--- BEGIN RECORDS PROVIDED ---
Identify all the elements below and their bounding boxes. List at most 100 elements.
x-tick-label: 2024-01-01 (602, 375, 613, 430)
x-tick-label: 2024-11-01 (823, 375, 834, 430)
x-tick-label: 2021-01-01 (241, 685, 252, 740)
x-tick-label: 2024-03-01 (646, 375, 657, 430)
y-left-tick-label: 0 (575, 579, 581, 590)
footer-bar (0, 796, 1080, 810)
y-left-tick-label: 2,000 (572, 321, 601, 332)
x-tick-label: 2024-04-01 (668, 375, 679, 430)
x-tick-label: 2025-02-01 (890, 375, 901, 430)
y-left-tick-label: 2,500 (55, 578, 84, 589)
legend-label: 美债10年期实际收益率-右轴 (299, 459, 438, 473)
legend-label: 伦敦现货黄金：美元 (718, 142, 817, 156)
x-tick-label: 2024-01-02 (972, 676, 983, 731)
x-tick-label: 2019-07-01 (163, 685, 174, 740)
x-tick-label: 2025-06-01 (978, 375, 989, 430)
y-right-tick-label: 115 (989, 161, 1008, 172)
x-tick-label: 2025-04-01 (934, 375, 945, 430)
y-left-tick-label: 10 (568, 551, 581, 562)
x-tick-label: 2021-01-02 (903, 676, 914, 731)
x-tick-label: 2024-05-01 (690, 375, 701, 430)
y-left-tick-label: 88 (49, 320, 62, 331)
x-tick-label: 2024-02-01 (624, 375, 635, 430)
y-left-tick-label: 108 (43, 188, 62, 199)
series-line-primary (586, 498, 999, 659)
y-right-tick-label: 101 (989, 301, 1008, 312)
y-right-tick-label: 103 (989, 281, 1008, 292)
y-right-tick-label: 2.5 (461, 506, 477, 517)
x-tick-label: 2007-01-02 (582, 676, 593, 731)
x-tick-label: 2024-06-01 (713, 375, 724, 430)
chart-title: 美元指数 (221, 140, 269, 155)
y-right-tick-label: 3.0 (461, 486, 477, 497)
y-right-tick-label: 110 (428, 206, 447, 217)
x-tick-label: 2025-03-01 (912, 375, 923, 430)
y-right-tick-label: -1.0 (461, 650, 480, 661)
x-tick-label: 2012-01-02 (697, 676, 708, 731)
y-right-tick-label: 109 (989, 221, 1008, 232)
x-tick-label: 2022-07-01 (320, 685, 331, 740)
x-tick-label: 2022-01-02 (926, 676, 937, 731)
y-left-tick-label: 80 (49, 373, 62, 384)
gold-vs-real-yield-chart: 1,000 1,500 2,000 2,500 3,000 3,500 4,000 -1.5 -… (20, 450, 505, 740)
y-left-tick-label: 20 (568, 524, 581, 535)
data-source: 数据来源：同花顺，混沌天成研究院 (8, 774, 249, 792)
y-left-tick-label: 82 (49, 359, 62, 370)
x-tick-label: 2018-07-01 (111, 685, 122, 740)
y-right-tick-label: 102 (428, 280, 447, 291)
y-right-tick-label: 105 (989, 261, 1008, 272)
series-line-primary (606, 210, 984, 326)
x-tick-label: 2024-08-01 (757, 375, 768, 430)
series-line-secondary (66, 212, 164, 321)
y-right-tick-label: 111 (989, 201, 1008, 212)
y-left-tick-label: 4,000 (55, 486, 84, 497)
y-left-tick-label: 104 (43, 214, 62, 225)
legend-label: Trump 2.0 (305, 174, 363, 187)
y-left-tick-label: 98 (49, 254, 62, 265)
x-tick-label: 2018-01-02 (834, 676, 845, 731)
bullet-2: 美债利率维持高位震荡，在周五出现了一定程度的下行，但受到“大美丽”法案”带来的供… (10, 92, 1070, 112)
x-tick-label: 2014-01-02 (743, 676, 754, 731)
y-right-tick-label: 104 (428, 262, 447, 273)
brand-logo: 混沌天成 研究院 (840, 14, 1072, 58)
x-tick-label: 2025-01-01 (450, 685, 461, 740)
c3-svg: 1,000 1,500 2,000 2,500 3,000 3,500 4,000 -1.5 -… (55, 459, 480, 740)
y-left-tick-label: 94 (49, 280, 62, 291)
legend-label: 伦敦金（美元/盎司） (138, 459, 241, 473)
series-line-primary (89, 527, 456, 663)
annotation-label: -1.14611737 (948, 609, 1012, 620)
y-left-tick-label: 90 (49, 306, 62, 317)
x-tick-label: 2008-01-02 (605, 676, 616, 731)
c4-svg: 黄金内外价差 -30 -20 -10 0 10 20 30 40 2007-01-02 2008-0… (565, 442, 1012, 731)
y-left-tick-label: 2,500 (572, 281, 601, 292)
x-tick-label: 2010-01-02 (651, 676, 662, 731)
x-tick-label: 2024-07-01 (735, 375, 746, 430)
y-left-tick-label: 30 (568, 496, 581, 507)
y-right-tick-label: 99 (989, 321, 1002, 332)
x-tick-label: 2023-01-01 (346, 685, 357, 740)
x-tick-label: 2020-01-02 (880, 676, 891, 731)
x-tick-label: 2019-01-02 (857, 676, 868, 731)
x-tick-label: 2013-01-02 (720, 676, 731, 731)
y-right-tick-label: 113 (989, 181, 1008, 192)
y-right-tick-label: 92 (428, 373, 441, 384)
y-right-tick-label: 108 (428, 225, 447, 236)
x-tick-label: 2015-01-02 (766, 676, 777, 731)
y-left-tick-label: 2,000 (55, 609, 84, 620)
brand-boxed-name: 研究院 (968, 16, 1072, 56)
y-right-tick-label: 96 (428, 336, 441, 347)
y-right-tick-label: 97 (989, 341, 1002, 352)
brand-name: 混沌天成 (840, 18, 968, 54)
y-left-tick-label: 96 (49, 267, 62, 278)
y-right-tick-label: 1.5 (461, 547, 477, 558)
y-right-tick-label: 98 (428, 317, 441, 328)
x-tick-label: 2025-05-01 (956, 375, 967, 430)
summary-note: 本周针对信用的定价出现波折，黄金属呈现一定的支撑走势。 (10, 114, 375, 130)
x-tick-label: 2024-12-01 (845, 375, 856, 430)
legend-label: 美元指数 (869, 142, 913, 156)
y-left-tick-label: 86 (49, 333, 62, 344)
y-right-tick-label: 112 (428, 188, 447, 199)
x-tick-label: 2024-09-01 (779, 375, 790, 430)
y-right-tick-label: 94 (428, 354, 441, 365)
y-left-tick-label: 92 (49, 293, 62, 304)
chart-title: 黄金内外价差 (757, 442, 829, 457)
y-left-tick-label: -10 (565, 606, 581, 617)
--- END RECORDS PROVIDED ---
Copy out every line of the records verbatim.

:: OUTPUT OF THE TASK ::
Identify all the elements below and their bounding boxes. List at most 100 elements.
x-tick-label: 2024-01-01 (602, 375, 613, 430)
x-tick-label: 2024-11-01 (823, 375, 834, 430)
x-tick-label: 2021-01-01 (241, 685, 252, 740)
x-tick-label: 2024-03-01 (646, 375, 657, 430)
y-left-tick-label: 0 (575, 579, 581, 590)
footer-bar (0, 796, 1080, 810)
y-left-tick-label: 2,000 (572, 321, 601, 332)
x-tick-label: 2024-04-01 (668, 375, 679, 430)
x-tick-label: 2025-02-01 (890, 375, 901, 430)
y-left-tick-label: 2,500 (55, 578, 84, 589)
legend-label: 美债10年期实际收益率-右轴 (299, 459, 438, 473)
legend-label: 伦敦现货黄金：美元 (718, 142, 817, 156)
x-tick-label: 2024-01-02 (972, 676, 983, 731)
x-tick-label: 2019-07-01 (163, 685, 174, 740)
x-tick-label: 2025-06-01 (978, 375, 989, 430)
y-right-tick-label: 115 (989, 161, 1008, 172)
x-tick-label: 2025-04-01 (934, 375, 945, 430)
y-left-tick-label: 10 (568, 551, 581, 562)
x-tick-label: 2021-01-02 (903, 676, 914, 731)
x-tick-label: 2024-05-01 (690, 375, 701, 430)
y-left-tick-label: 88 (49, 320, 62, 331)
x-tick-label: 2024-02-01 (624, 375, 635, 430)
y-left-tick-label: 108 (43, 188, 62, 199)
series-line-primary (586, 498, 999, 659)
y-right-tick-label: 101 (989, 301, 1008, 312)
y-right-tick-label: 103 (989, 281, 1008, 292)
y-right-tick-label: 2.5 (461, 506, 477, 517)
x-tick-label: 2007-01-02 (582, 676, 593, 731)
x-tick-label: 2024-06-01 (713, 375, 724, 430)
chart-title: 美元指数 (221, 140, 269, 155)
y-right-tick-label: 3.0 (461, 486, 477, 497)
y-right-tick-label: 110 (428, 206, 447, 217)
x-tick-label: 2025-03-01 (912, 375, 923, 430)
y-right-tick-label: -1.0 (461, 650, 480, 661)
x-tick-label: 2012-01-02 (697, 676, 708, 731)
y-right-tick-label: 109 (989, 221, 1008, 232)
x-tick-label: 2022-07-01 (320, 685, 331, 740)
x-tick-label: 2022-01-02 (926, 676, 937, 731)
y-left-tick-label: 80 (49, 373, 62, 384)
gold-vs-real-yield-chart: 1,000 1,500 2,000 2,500 3,000 3,500 4,000 -1.5 -… (20, 450, 505, 740)
y-left-tick-label: 20 (568, 524, 581, 535)
data-source: 数据来源：同花顺，混沌天成研究院 (8, 774, 249, 792)
y-left-tick-label: 82 (49, 359, 62, 370)
x-tick-label: 2018-07-01 (111, 685, 122, 740)
y-right-tick-label: 102 (428, 280, 447, 291)
y-right-tick-label: 105 (989, 261, 1008, 272)
series-line-primary (606, 210, 984, 326)
x-tick-label: 2024-08-01 (757, 375, 768, 430)
series-line-secondary (66, 212, 164, 321)
y-right-tick-label: 111 (989, 201, 1008, 212)
y-left-tick-label: 4,000 (55, 486, 84, 497)
y-left-tick-label: 104 (43, 214, 62, 225)
legend-label: Trump 2.0 (305, 174, 363, 187)
y-left-tick-label: 98 (49, 254, 62, 265)
x-tick-label: 2018-01-02 (834, 676, 845, 731)
bullet-2: 美债利率维持高位震荡，在周五出现了一定程度的下行，但受到“大美丽”法案”带来的供… (10, 92, 1070, 112)
x-tick-label: 2014-01-02 (743, 676, 754, 731)
y-right-tick-label: 104 (428, 262, 447, 273)
brand-logo: 混沌天成 研究院 (840, 14, 1072, 58)
x-tick-label: 2025-01-01 (450, 685, 461, 740)
c3-svg: 1,000 1,500 2,000 2,500 3,000 3,500 4,000 -1.5 -… (55, 459, 480, 740)
y-left-tick-label: 94 (49, 280, 62, 291)
legend-label: 伦敦金（美元/盎司） (138, 459, 241, 473)
series-line-primary (89, 527, 456, 663)
annotation-label: -1.14611737 (948, 609, 1012, 620)
y-left-tick-label: 90 (49, 306, 62, 317)
x-tick-label: 2008-01-02 (605, 676, 616, 731)
c4-svg: 黄金内外价差 -30 -20 -10 0 10 20 30 40 2007-01-02 2008-0… (565, 442, 1012, 731)
y-left-tick-label: 2,500 (572, 281, 601, 292)
x-tick-label: 2010-01-02 (651, 676, 662, 731)
x-tick-label: 2024-07-01 (735, 375, 746, 430)
y-left-tick-label: 30 (568, 496, 581, 507)
y-right-tick-label: 99 (989, 321, 1002, 332)
x-tick-label: 2023-01-01 (346, 685, 357, 740)
x-tick-label: 2020-01-02 (880, 676, 891, 731)
x-tick-label: 2019-01-02 (857, 676, 868, 731)
x-tick-label: 2013-01-02 (720, 676, 731, 731)
y-right-tick-label: 113 (989, 181, 1008, 192)
y-right-tick-label: 92 (428, 373, 441, 384)
y-right-tick-label: 108 (428, 225, 447, 236)
x-tick-label: 2015-01-02 (766, 676, 777, 731)
y-left-tick-label: 2,000 (55, 609, 84, 620)
brand-boxed-name: 研究院 (968, 16, 1072, 56)
y-right-tick-label: 96 (428, 336, 441, 347)
y-right-tick-label: 97 (989, 341, 1002, 352)
brand-name: 混沌天成 (840, 18, 968, 54)
y-left-tick-label: 96 (49, 267, 62, 278)
y-right-tick-label: 1.5 (461, 547, 477, 558)
y-right-tick-label: 98 (428, 317, 441, 328)
x-tick-label: 2025-05-01 (956, 375, 967, 430)
summary-note: 本周针对信用的定价出现波折，黄金属呈现一定的支撑走势。 (10, 114, 375, 130)
x-tick-label: 2024-12-01 (845, 375, 856, 430)
legend-label: 美元指数 (869, 142, 913, 156)
y-left-tick-label: 86 (49, 333, 62, 344)
y-right-tick-label: 112 (428, 188, 447, 199)
x-tick-label: 2024-09-01 (779, 375, 790, 430)
y-right-tick-label: 94 (428, 354, 441, 365)
y-left-tick-label: 92 (49, 293, 62, 304)
chart-title: 黄金内外价差 (757, 442, 829, 457)
y-left-tick-label: -10 (565, 606, 581, 617)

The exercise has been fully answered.